#### ENTRIES SUPPLIED ####

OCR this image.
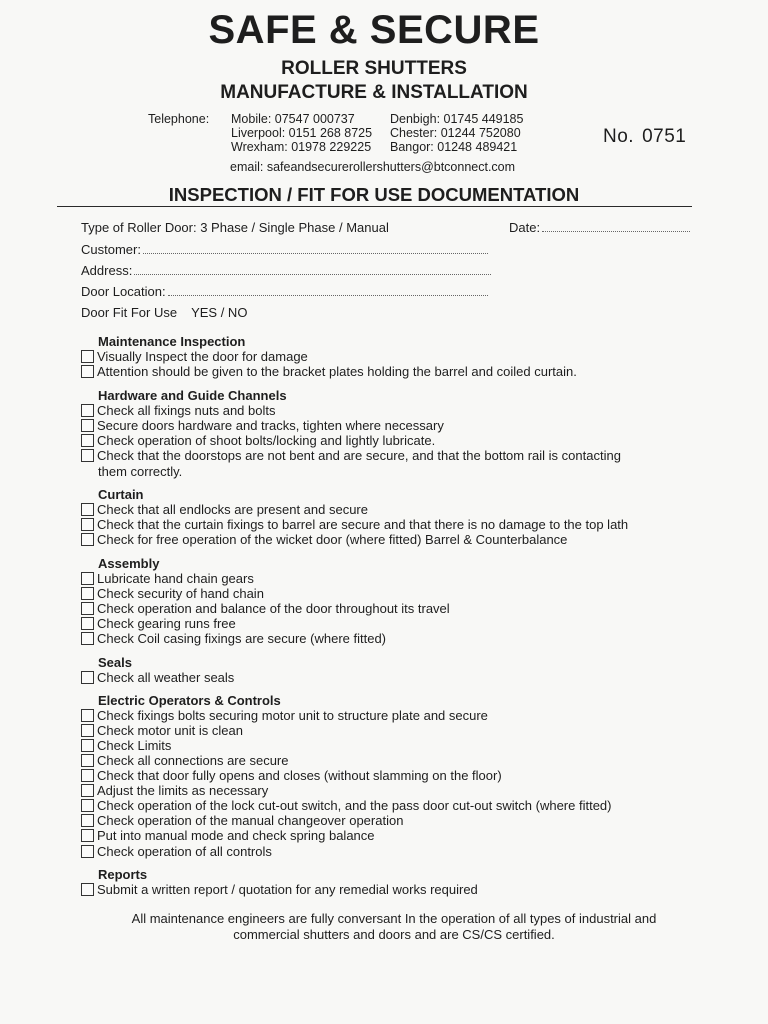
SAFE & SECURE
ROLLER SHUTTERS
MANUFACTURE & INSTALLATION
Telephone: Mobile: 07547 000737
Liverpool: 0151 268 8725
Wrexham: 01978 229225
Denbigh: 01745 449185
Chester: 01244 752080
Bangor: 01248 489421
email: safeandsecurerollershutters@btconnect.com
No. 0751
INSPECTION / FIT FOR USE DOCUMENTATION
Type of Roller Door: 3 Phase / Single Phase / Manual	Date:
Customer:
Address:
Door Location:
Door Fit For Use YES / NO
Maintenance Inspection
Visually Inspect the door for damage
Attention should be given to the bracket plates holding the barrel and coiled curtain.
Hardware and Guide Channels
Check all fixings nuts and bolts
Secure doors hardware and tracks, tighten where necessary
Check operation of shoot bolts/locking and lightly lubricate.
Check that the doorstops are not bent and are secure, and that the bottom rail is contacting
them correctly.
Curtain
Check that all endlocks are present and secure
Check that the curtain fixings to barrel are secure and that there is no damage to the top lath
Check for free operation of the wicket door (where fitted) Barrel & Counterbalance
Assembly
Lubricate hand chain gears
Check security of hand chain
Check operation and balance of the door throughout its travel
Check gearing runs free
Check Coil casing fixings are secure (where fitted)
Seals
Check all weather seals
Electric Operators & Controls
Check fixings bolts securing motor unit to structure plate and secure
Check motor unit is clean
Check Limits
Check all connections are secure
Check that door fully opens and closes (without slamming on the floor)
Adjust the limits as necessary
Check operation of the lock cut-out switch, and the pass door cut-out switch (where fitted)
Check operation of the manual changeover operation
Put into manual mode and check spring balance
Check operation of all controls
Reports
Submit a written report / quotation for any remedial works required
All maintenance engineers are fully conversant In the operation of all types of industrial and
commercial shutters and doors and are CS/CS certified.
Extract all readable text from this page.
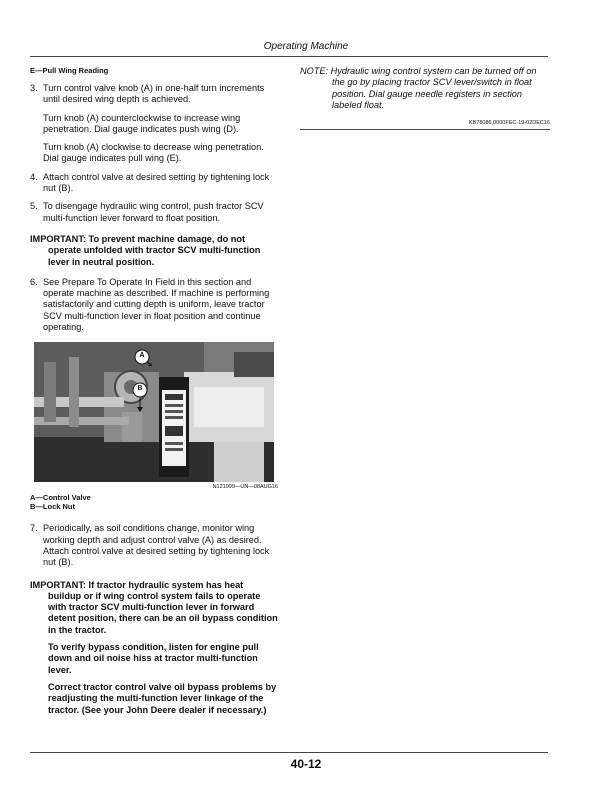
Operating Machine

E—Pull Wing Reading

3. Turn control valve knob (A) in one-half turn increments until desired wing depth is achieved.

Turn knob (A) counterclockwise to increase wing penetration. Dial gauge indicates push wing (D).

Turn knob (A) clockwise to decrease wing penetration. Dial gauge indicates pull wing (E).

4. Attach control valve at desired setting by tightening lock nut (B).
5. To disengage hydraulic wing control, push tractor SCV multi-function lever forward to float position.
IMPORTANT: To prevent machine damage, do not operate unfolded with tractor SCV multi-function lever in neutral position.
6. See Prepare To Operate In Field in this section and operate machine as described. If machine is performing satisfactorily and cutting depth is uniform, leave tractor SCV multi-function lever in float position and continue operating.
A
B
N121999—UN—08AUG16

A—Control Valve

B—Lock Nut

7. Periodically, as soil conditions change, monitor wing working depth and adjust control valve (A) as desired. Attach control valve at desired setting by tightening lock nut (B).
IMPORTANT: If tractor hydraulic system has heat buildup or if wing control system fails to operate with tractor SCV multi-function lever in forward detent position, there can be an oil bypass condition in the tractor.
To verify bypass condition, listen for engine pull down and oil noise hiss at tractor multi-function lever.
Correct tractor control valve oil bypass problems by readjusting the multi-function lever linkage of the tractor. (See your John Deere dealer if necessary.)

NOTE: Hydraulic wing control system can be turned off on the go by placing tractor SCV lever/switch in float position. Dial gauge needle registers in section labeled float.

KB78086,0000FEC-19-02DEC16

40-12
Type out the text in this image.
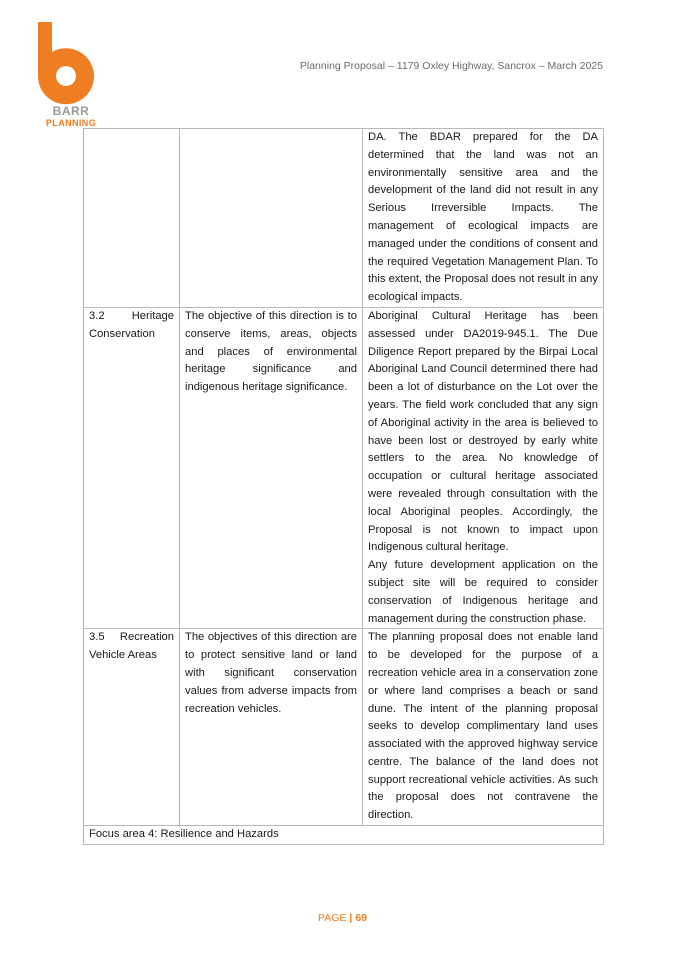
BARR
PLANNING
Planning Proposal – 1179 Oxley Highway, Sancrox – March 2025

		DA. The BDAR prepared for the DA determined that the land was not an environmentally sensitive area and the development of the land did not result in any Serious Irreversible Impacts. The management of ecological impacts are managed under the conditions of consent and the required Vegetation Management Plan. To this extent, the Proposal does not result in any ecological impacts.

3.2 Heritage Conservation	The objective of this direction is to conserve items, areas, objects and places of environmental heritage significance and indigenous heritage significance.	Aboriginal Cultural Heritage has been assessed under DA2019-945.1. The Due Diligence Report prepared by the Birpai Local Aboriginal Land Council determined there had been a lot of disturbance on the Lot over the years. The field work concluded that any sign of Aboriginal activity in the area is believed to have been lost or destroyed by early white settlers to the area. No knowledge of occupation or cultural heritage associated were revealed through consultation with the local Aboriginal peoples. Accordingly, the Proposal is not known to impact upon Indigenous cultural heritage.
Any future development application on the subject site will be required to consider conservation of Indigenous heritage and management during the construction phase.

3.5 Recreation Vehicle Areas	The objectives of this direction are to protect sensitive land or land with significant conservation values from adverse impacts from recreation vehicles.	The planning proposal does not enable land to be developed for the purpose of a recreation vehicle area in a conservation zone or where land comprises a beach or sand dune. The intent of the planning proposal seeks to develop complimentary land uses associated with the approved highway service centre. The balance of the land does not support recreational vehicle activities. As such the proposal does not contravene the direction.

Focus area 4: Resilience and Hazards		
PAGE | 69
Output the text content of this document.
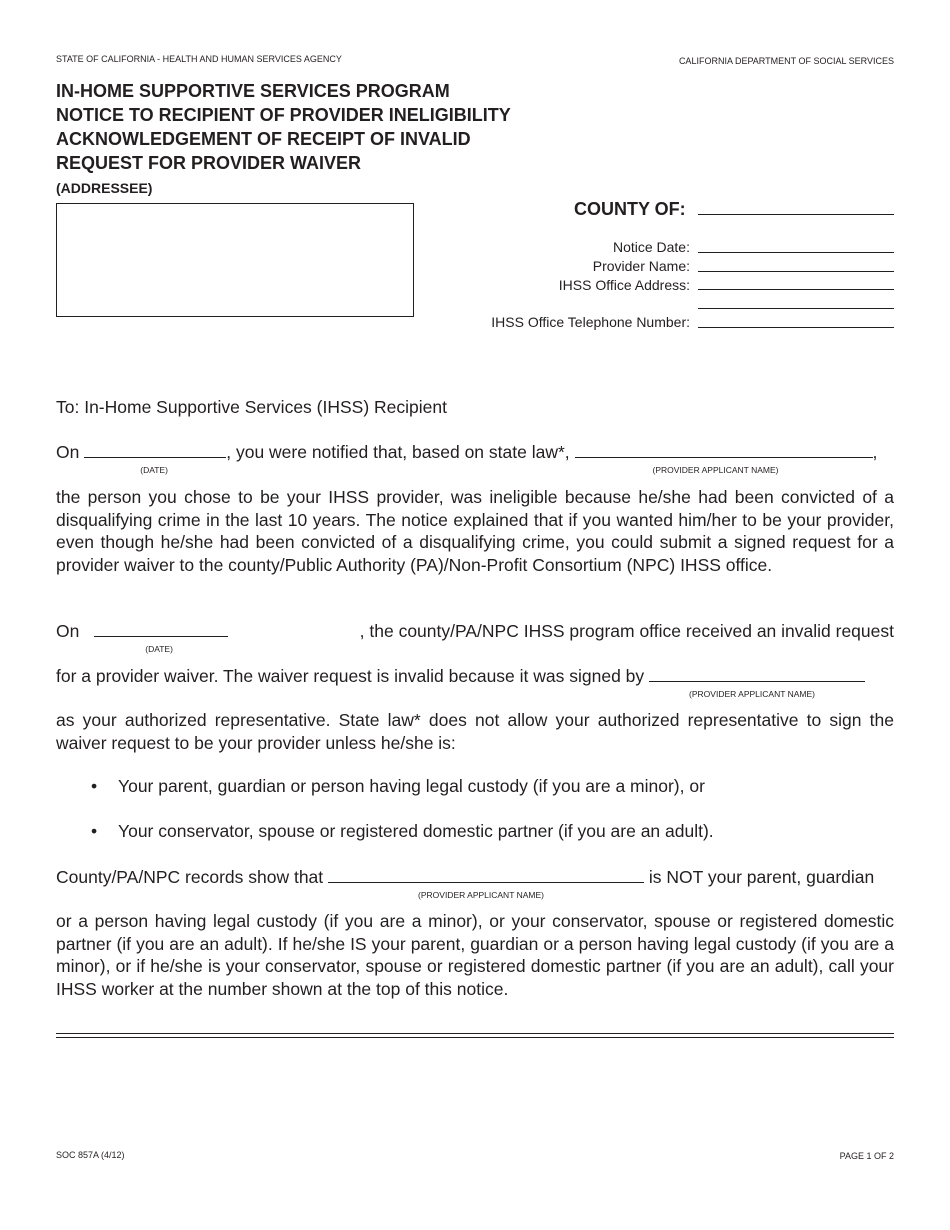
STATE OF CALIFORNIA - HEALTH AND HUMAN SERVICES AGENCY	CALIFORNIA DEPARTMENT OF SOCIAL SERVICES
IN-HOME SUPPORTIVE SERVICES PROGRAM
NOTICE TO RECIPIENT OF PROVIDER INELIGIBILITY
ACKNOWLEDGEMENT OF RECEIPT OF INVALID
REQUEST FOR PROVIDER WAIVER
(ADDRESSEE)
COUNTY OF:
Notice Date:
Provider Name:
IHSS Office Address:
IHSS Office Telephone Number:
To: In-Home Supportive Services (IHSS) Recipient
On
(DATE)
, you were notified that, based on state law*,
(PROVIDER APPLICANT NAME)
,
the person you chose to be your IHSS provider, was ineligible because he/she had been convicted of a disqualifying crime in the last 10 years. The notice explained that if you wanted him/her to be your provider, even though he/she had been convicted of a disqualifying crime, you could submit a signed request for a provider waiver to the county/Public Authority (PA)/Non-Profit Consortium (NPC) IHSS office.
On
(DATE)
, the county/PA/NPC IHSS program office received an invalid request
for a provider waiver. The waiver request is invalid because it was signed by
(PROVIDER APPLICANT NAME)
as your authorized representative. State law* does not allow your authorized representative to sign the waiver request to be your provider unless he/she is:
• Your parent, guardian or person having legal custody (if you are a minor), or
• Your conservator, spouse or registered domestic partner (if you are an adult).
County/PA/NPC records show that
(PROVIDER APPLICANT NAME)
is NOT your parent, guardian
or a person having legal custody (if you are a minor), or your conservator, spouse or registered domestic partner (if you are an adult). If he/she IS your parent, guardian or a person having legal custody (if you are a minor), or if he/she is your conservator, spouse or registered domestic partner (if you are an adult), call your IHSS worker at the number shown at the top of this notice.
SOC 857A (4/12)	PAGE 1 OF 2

####

# YOUR INSTRUCTIONS:
Return, from the data, each line that has the word "partner" in it.

# TASK SOLUTION:
• Your conservator, spouse or registered domestic partner (if you are an adult).
or a person having legal custody (if you are a minor), or your conservator, spouse or registered domestic partner (if you are an adult). If he/she IS your parent, guardian or a person having legal custody (if you are a minor), or if he/she is your conservator, spouse or registered domestic partner (if you are an adult), call your IHSS worker at the number shown at the top of this notice.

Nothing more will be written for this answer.